EXERCISE OBJECTIVE: Repeat each entry as written, dropping any picture you find.

[Start LISTED ENTRIES]

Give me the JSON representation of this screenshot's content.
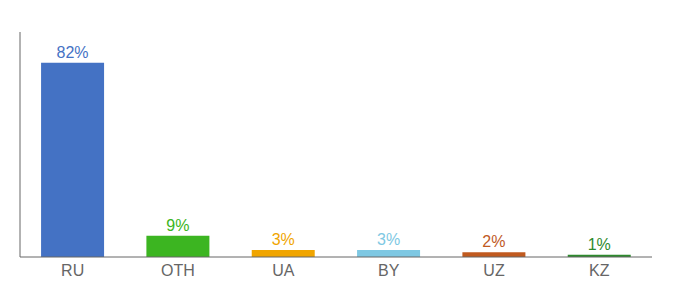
{
  "chart_data": {
    "type": "bar",
    "categories": [
      "RU",
      "OTH",
      "UA",
      "BY",
      "UZ",
      "KZ"
    ],
    "values": [
      82,
      9,
      3,
      3,
      2,
      1
    ],
    "value_labels": [
      "82%",
      "9%",
      "3%",
      "3%",
      "2%",
      "1%"
    ],
    "colors": [
      "#4472c4",
      "#3cb521",
      "#f0a500",
      "#7ec8e3",
      "#c05a1f",
      "#2d8a2d"
    ],
    "ylim": [
      0,
      95
    ],
    "grid": false,
    "tick_labels": "x"
  }
}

[End LISTED ENTRIES]

RESPONSE FOR THIS EXERCISE:
Give me the JSON representation of this screenshot's content.
{
  "chart_data": {
    "type": "bar",
    "categories": [
      "RU",
      "OTH",
      "UA",
      "BY",
      "UZ",
      "KZ"
    ],
    "values": [
      82,
      9,
      3,
      3,
      2,
      1
    ],
    "value_labels": [
      "82%",
      "9%",
      "3%",
      "3%",
      "2%",
      "1%"
    ],
    "colors": [
      "#4472c4",
      "#3cb521",
      "#f0a500",
      "#7ec8e3",
      "#c05a1f",
      "#2d8a2d"
    ],
    "ylim": [
      0,
      95
    ],
    "grid": false,
    "tick_labels": "x"
  }
}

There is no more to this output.